[start DATA FOR THIS EXERCISE]
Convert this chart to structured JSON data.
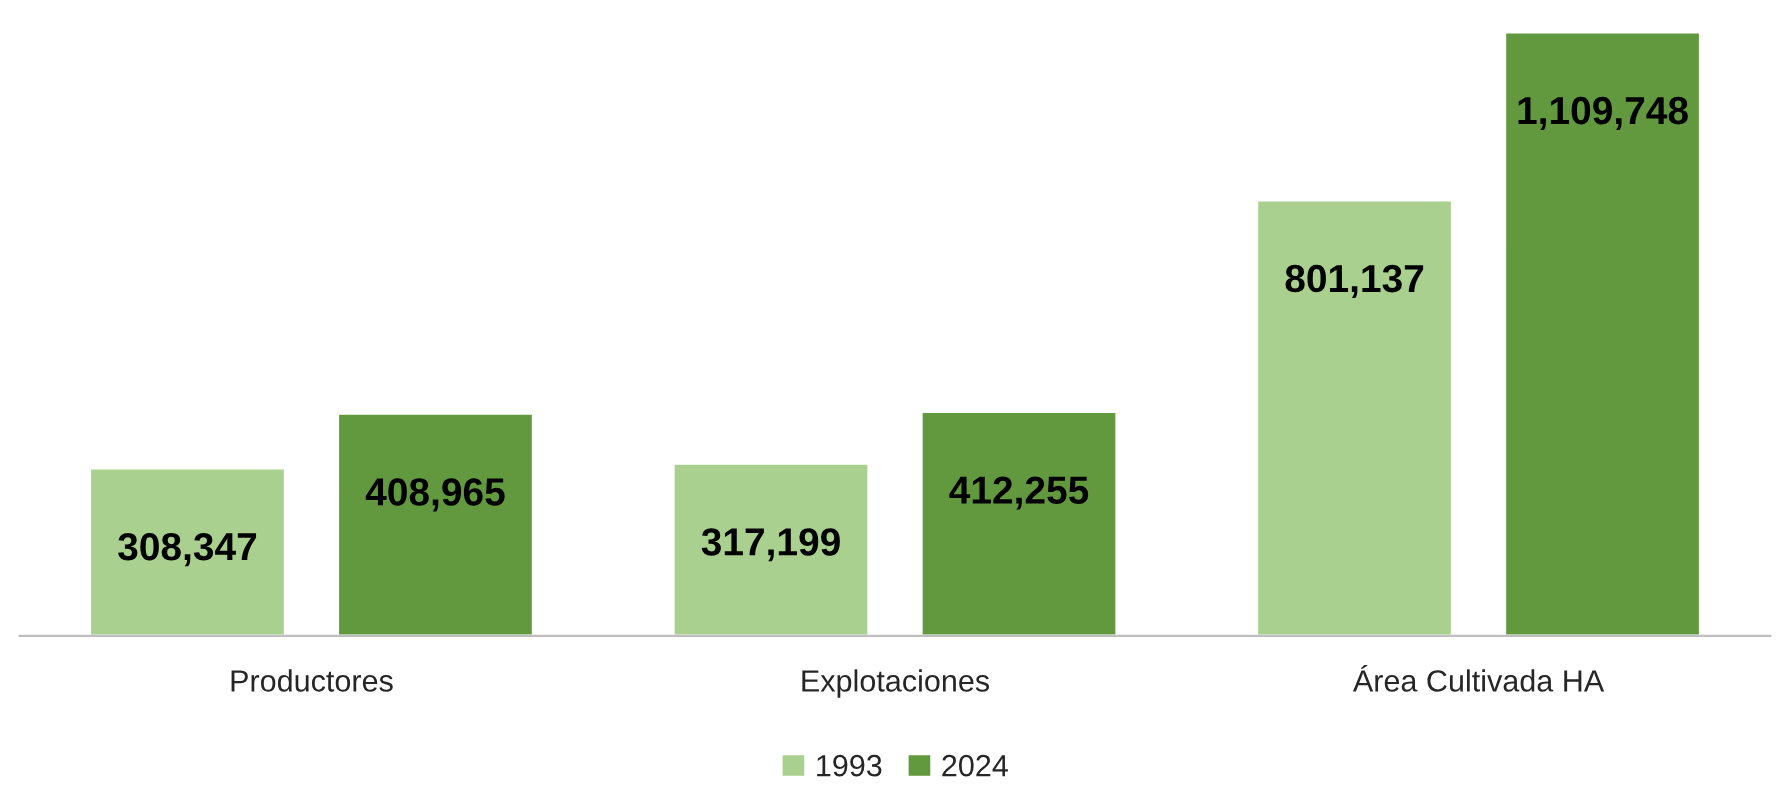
{
  "chart_data": {
    "type": "bar",
    "categories": [
      "Productores",
      "Explotaciones",
      "Área Cultivada HA"
    ],
    "series": [
      {
        "name": "1993",
        "color": "#a9d08e",
        "values": [
          308347,
          317199,
          801137
        ],
        "value_labels": [
          "308,347",
          "317,199",
          "801,137"
        ]
      },
      {
        "name": "2024",
        "color": "#62993e",
        "values": [
          408965,
          412255,
          1109748
        ],
        "value_labels": [
          "408,965",
          "412,255",
          "1,109,748"
        ]
      }
    ],
    "legend": "bottom",
    "grid": false
  }
}
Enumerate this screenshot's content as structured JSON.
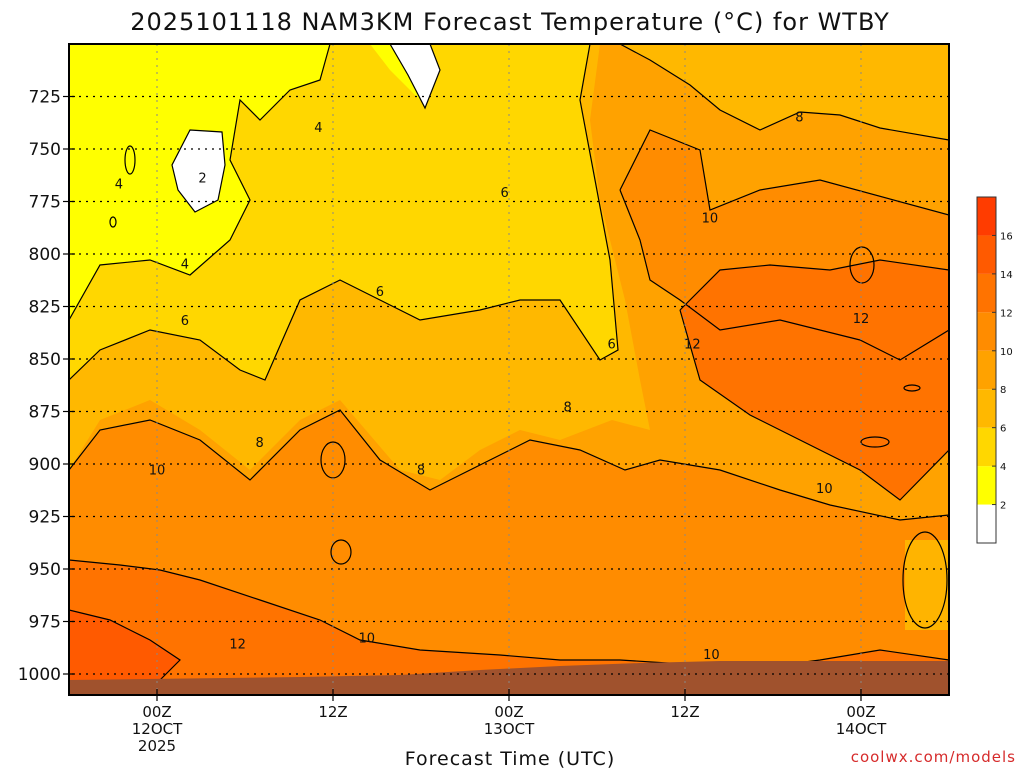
[end DATA FOR THIS EXERCISE]
* **GIVEN EXERCISE**:
Write out the listing above exactly as it stands, pictures excluded.

* **TASK ANSWER**:
Convert this chart to structured JSON data.
{
  "chart_data": {
    "type": "bar",
    "categories": [
      "Productores",
      "Explotaciones",
      "Área Cultivada HA"
    ],
    "series": [
      {
        "name": "1993",
        "color": "#a9d08e",
        "values": [
          308347,
          317199,
          801137
        ],
        "value_labels": [
          "308,347",
          "317,199",
          "801,137"
        ]
      },
      {
        "name": "2024",
        "color": "#62993e",
        "values": [
          408965,
          412255,
          1109748
        ],
        "value_labels": [
          "408,965",
          "412,255",
          "1,109,748"
        ]
      }
    ],
    "legend": "bottom",
    "grid": false
  }
}
Enumerate this screenshot's content as structured JSON.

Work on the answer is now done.